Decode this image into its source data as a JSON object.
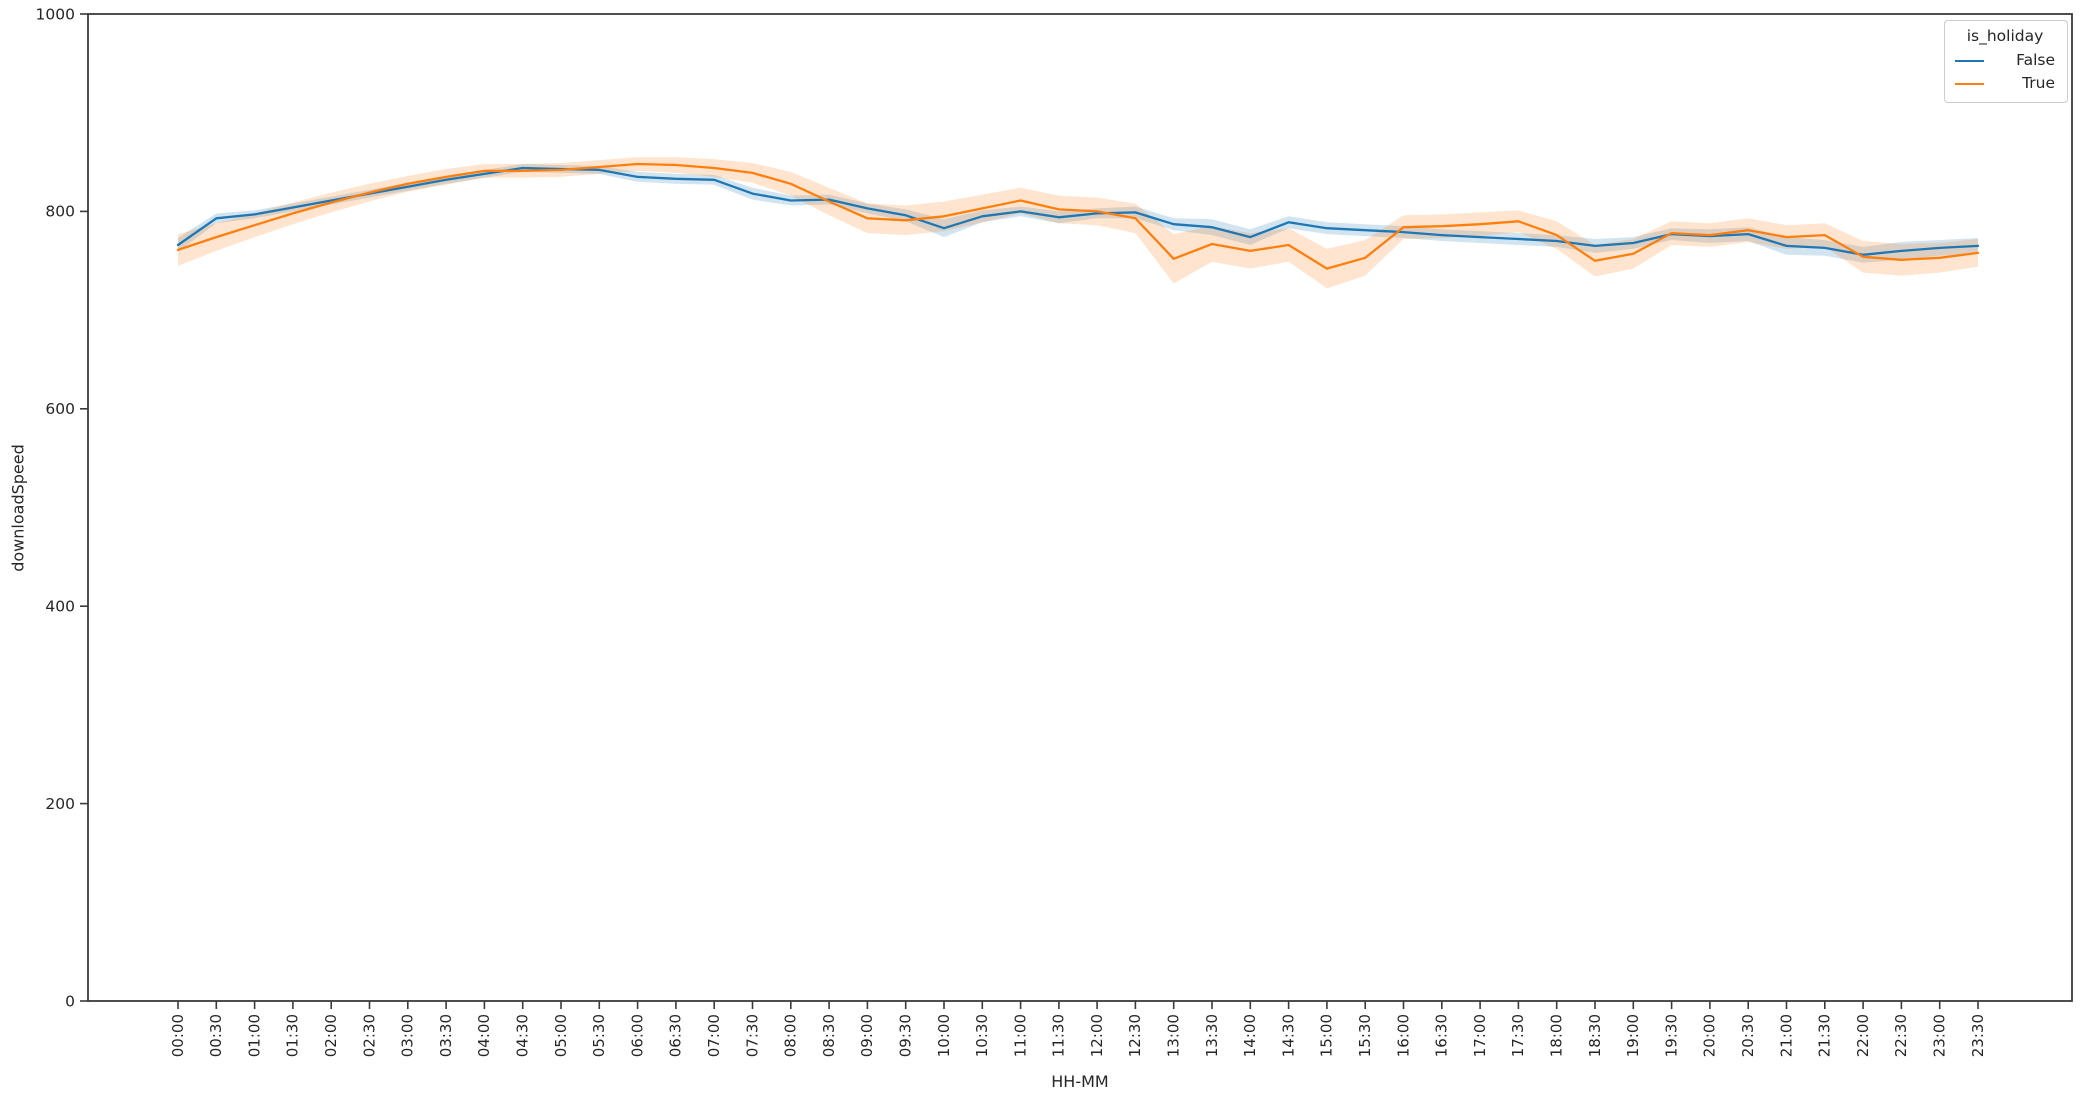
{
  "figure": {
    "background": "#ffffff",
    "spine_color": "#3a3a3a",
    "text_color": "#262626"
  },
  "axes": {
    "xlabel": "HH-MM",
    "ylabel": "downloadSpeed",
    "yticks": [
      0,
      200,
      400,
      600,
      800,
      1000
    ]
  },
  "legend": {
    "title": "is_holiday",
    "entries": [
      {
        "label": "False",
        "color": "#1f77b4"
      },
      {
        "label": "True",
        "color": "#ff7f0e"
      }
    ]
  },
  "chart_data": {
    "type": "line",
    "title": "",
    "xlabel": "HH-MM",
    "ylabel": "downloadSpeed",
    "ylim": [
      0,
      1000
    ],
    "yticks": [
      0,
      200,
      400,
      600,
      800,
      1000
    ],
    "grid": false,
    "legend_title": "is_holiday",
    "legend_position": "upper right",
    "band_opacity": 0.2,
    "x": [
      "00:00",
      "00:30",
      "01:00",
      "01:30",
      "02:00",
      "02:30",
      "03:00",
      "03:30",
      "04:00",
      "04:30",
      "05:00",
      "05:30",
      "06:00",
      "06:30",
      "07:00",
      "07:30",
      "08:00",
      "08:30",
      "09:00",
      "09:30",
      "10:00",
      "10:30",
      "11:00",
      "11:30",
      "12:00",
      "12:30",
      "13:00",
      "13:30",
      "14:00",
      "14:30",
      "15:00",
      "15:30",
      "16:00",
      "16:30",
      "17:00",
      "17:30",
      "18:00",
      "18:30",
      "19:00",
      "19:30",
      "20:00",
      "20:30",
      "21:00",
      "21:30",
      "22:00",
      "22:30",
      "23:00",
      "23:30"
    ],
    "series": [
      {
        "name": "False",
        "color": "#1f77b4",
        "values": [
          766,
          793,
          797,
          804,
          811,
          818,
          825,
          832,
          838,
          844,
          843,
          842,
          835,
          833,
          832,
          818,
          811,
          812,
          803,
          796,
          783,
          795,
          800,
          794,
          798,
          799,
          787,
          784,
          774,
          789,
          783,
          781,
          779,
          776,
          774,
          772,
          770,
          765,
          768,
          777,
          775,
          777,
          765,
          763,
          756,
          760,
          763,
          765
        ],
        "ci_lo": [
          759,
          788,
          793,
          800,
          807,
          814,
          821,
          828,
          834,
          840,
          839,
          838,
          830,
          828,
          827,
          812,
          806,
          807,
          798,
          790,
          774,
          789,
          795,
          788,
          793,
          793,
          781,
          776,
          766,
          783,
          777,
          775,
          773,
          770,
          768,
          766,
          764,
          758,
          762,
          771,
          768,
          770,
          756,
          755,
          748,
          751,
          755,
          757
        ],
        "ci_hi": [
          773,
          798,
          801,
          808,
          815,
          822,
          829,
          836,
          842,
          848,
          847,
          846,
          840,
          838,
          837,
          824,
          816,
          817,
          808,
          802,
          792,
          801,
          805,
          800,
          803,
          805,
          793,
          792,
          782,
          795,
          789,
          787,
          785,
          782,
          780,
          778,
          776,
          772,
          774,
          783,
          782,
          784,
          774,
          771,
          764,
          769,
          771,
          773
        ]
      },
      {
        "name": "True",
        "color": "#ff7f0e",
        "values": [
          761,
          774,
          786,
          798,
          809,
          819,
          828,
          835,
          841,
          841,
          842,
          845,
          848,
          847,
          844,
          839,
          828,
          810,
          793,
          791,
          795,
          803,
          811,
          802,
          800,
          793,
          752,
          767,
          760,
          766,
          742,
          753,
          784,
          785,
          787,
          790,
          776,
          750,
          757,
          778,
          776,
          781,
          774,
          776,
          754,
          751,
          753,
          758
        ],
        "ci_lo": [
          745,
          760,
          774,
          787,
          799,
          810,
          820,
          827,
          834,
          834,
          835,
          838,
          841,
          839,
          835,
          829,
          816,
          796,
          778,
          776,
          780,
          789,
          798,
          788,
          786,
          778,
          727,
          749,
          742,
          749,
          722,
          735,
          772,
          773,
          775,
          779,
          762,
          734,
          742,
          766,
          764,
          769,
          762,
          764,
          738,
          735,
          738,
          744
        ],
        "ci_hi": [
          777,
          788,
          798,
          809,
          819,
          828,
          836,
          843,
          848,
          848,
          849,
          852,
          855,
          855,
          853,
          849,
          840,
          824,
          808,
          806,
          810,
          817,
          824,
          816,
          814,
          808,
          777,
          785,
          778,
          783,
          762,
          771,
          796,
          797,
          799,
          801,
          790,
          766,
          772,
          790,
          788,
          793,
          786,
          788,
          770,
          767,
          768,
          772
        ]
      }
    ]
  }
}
—————
What to work on: Retype the listing exactly. Pictures do not belong in the copy.

Answer for the task:
Decode this image into its source data as a JSON object.
{
  "figure": {
    "background": "#ffffff",
    "spine_color": "#3a3a3a",
    "text_color": "#262626"
  },
  "axes": {
    "xlabel": "HH-MM",
    "ylabel": "downloadSpeed",
    "yticks": [
      0,
      200,
      400,
      600,
      800,
      1000
    ]
  },
  "legend": {
    "title": "is_holiday",
    "entries": [
      {
        "label": "False",
        "color": "#1f77b4"
      },
      {
        "label": "True",
        "color": "#ff7f0e"
      }
    ]
  },
  "chart_data": {
    "type": "line",
    "title": "",
    "xlabel": "HH-MM",
    "ylabel": "downloadSpeed",
    "ylim": [
      0,
      1000
    ],
    "yticks": [
      0,
      200,
      400,
      600,
      800,
      1000
    ],
    "grid": false,
    "legend_title": "is_holiday",
    "legend_position": "upper right",
    "band_opacity": 0.2,
    "x": [
      "00:00",
      "00:30",
      "01:00",
      "01:30",
      "02:00",
      "02:30",
      "03:00",
      "03:30",
      "04:00",
      "04:30",
      "05:00",
      "05:30",
      "06:00",
      "06:30",
      "07:00",
      "07:30",
      "08:00",
      "08:30",
      "09:00",
      "09:30",
      "10:00",
      "10:30",
      "11:00",
      "11:30",
      "12:00",
      "12:30",
      "13:00",
      "13:30",
      "14:00",
      "14:30",
      "15:00",
      "15:30",
      "16:00",
      "16:30",
      "17:00",
      "17:30",
      "18:00",
      "18:30",
      "19:00",
      "19:30",
      "20:00",
      "20:30",
      "21:00",
      "21:30",
      "22:00",
      "22:30",
      "23:00",
      "23:30"
    ],
    "series": [
      {
        "name": "False",
        "color": "#1f77b4",
        "values": [
          766,
          793,
          797,
          804,
          811,
          818,
          825,
          832,
          838,
          844,
          843,
          842,
          835,
          833,
          832,
          818,
          811,
          812,
          803,
          796,
          783,
          795,
          800,
          794,
          798,
          799,
          787,
          784,
          774,
          789,
          783,
          781,
          779,
          776,
          774,
          772,
          770,
          765,
          768,
          777,
          775,
          777,
          765,
          763,
          756,
          760,
          763,
          765
        ],
        "ci_lo": [
          759,
          788,
          793,
          800,
          807,
          814,
          821,
          828,
          834,
          840,
          839,
          838,
          830,
          828,
          827,
          812,
          806,
          807,
          798,
          790,
          774,
          789,
          795,
          788,
          793,
          793,
          781,
          776,
          766,
          783,
          777,
          775,
          773,
          770,
          768,
          766,
          764,
          758,
          762,
          771,
          768,
          770,
          756,
          755,
          748,
          751,
          755,
          757
        ],
        "ci_hi": [
          773,
          798,
          801,
          808,
          815,
          822,
          829,
          836,
          842,
          848,
          847,
          846,
          840,
          838,
          837,
          824,
          816,
          817,
          808,
          802,
          792,
          801,
          805,
          800,
          803,
          805,
          793,
          792,
          782,
          795,
          789,
          787,
          785,
          782,
          780,
          778,
          776,
          772,
          774,
          783,
          782,
          784,
          774,
          771,
          764,
          769,
          771,
          773
        ]
      },
      {
        "name": "True",
        "color": "#ff7f0e",
        "values": [
          761,
          774,
          786,
          798,
          809,
          819,
          828,
          835,
          841,
          841,
          842,
          845,
          848,
          847,
          844,
          839,
          828,
          810,
          793,
          791,
          795,
          803,
          811,
          802,
          800,
          793,
          752,
          767,
          760,
          766,
          742,
          753,
          784,
          785,
          787,
          790,
          776,
          750,
          757,
          778,
          776,
          781,
          774,
          776,
          754,
          751,
          753,
          758
        ],
        "ci_lo": [
          745,
          760,
          774,
          787,
          799,
          810,
          820,
          827,
          834,
          834,
          835,
          838,
          841,
          839,
          835,
          829,
          816,
          796,
          778,
          776,
          780,
          789,
          798,
          788,
          786,
          778,
          727,
          749,
          742,
          749,
          722,
          735,
          772,
          773,
          775,
          779,
          762,
          734,
          742,
          766,
          764,
          769,
          762,
          764,
          738,
          735,
          738,
          744
        ],
        "ci_hi": [
          777,
          788,
          798,
          809,
          819,
          828,
          836,
          843,
          848,
          848,
          849,
          852,
          855,
          855,
          853,
          849,
          840,
          824,
          808,
          806,
          810,
          817,
          824,
          816,
          814,
          808,
          777,
          785,
          778,
          783,
          762,
          771,
          796,
          797,
          799,
          801,
          790,
          766,
          772,
          790,
          788,
          793,
          786,
          788,
          770,
          767,
          768,
          772
        ]
      }
    ]
  }
}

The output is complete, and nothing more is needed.